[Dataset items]
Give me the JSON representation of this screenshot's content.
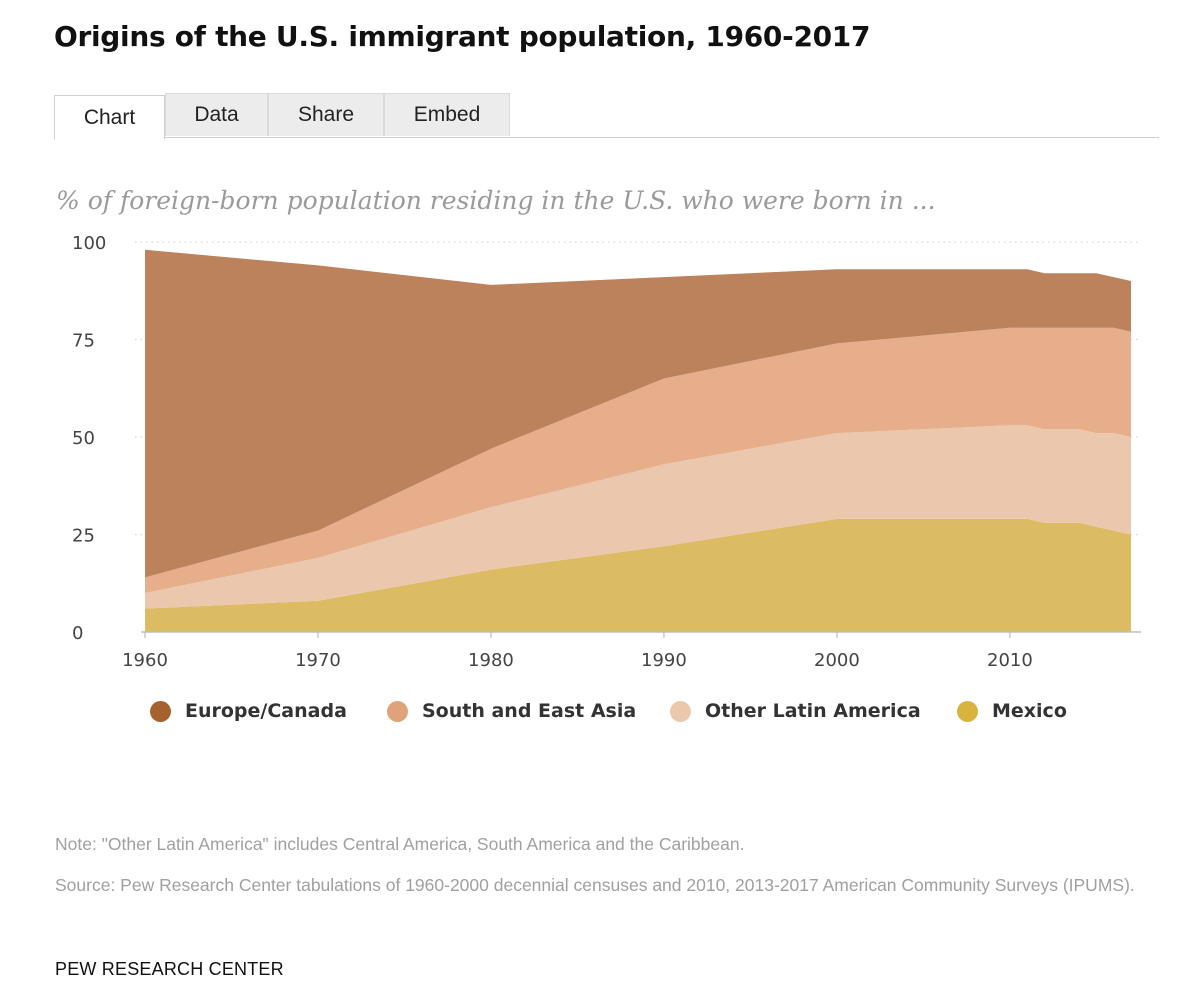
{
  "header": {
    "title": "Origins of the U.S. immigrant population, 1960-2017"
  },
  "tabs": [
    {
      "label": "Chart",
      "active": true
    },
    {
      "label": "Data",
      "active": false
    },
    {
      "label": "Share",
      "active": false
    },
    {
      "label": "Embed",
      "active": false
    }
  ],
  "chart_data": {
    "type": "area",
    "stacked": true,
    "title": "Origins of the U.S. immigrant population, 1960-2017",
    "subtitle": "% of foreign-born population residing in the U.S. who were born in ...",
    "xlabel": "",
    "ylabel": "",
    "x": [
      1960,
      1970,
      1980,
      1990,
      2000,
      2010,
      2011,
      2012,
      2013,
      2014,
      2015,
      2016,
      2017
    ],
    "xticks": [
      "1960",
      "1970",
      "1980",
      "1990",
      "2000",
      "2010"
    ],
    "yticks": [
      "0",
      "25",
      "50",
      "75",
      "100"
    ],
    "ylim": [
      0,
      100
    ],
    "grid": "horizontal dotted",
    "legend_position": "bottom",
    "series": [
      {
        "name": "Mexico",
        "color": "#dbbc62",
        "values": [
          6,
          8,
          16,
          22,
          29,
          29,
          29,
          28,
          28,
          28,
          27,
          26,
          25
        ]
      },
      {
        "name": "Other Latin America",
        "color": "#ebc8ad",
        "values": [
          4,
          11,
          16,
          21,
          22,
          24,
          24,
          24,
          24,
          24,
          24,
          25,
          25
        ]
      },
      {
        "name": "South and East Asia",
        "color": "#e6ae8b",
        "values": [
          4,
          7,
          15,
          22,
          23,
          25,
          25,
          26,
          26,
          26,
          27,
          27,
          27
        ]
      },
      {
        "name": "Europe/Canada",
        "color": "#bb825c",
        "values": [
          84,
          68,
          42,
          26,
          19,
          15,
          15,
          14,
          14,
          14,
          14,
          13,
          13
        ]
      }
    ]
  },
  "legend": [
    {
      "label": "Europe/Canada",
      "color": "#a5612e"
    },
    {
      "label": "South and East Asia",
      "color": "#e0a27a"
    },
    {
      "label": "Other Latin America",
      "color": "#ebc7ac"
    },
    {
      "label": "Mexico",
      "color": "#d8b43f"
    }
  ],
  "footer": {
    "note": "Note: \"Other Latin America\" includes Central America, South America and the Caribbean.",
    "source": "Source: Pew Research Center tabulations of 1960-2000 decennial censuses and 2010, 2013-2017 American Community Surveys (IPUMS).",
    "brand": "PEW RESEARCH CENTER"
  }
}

...

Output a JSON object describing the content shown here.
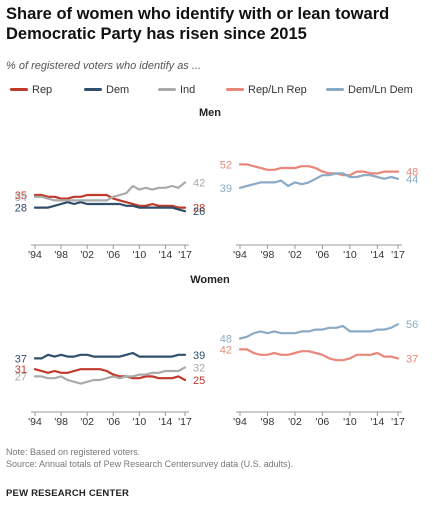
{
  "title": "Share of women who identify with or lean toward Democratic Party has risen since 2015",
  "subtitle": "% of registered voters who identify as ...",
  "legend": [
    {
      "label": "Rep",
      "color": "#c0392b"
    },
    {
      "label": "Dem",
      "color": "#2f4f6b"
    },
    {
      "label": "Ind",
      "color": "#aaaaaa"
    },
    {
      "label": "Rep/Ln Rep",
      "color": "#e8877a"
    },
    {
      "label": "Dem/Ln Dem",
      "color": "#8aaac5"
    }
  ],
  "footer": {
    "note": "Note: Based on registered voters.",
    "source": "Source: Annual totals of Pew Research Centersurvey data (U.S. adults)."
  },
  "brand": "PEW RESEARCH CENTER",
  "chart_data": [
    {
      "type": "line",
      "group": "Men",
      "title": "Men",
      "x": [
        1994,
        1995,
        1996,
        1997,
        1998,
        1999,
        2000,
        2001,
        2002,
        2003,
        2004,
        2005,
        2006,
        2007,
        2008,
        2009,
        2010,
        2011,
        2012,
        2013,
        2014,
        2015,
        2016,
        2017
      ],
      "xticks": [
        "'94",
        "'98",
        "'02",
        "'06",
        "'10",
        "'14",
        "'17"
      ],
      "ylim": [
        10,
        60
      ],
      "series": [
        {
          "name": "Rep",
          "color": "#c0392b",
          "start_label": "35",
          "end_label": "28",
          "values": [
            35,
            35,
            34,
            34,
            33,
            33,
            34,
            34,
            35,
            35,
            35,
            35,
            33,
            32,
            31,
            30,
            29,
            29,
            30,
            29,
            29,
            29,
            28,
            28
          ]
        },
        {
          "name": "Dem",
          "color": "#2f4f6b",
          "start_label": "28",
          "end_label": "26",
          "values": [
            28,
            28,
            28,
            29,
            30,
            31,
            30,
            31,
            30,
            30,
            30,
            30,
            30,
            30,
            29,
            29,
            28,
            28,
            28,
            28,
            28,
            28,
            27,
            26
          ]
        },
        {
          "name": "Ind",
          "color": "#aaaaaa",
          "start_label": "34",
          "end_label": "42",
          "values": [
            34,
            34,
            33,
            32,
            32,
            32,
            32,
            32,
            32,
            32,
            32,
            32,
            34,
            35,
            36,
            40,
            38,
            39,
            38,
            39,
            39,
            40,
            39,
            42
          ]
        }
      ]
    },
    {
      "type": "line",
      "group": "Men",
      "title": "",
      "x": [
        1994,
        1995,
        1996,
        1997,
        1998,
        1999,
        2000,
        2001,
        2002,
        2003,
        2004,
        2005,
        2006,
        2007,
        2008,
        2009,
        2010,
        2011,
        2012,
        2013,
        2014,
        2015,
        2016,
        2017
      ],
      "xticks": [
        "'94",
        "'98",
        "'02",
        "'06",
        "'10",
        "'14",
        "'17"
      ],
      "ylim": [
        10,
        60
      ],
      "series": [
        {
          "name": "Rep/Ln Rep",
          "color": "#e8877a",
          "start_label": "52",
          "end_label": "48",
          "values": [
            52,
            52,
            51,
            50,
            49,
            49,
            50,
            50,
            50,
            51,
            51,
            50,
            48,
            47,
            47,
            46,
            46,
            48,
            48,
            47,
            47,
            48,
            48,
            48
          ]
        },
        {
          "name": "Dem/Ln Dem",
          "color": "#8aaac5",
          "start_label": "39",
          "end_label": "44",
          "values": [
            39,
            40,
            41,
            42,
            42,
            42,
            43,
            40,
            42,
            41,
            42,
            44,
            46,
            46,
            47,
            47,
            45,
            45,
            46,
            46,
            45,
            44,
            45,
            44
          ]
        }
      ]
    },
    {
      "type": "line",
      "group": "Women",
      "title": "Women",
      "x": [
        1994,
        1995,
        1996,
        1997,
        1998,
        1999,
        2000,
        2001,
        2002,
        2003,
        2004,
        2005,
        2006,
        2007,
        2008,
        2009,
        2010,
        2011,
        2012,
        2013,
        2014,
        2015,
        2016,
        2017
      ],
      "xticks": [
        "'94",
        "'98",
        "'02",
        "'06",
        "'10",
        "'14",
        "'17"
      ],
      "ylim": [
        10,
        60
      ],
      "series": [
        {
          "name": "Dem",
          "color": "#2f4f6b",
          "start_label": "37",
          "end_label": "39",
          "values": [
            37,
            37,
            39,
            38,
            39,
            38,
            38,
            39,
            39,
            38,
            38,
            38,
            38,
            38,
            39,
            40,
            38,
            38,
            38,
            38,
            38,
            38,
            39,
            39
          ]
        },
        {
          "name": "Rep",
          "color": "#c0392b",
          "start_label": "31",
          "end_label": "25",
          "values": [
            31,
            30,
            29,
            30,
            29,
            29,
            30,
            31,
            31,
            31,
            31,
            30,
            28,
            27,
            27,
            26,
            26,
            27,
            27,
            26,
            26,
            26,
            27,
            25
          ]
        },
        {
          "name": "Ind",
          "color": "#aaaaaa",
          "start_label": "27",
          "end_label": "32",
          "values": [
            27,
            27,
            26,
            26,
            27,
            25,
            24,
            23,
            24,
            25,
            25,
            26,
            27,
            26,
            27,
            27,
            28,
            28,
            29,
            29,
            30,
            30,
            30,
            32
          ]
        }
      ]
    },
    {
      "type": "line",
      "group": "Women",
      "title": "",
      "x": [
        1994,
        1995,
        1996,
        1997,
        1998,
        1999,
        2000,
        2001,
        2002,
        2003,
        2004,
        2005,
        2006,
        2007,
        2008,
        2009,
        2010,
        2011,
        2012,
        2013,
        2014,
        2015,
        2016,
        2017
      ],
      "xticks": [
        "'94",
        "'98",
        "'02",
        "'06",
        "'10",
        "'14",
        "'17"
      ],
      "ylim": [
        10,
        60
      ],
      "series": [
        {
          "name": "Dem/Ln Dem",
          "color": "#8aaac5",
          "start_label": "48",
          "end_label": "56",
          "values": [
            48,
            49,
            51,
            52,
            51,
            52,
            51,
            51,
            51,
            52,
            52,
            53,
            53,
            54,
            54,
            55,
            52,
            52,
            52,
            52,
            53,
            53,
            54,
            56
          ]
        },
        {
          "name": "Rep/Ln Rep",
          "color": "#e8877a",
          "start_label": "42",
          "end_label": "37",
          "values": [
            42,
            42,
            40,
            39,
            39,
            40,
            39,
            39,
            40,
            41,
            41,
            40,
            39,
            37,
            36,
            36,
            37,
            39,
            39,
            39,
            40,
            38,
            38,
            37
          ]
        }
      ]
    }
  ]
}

TASK PROMPT
Show all lines from the data above in which the word "Europe" appears.

RESULT OF THIS EXERCISE
        "name": "Europe/Canada",
      "label": "Europe/Canada",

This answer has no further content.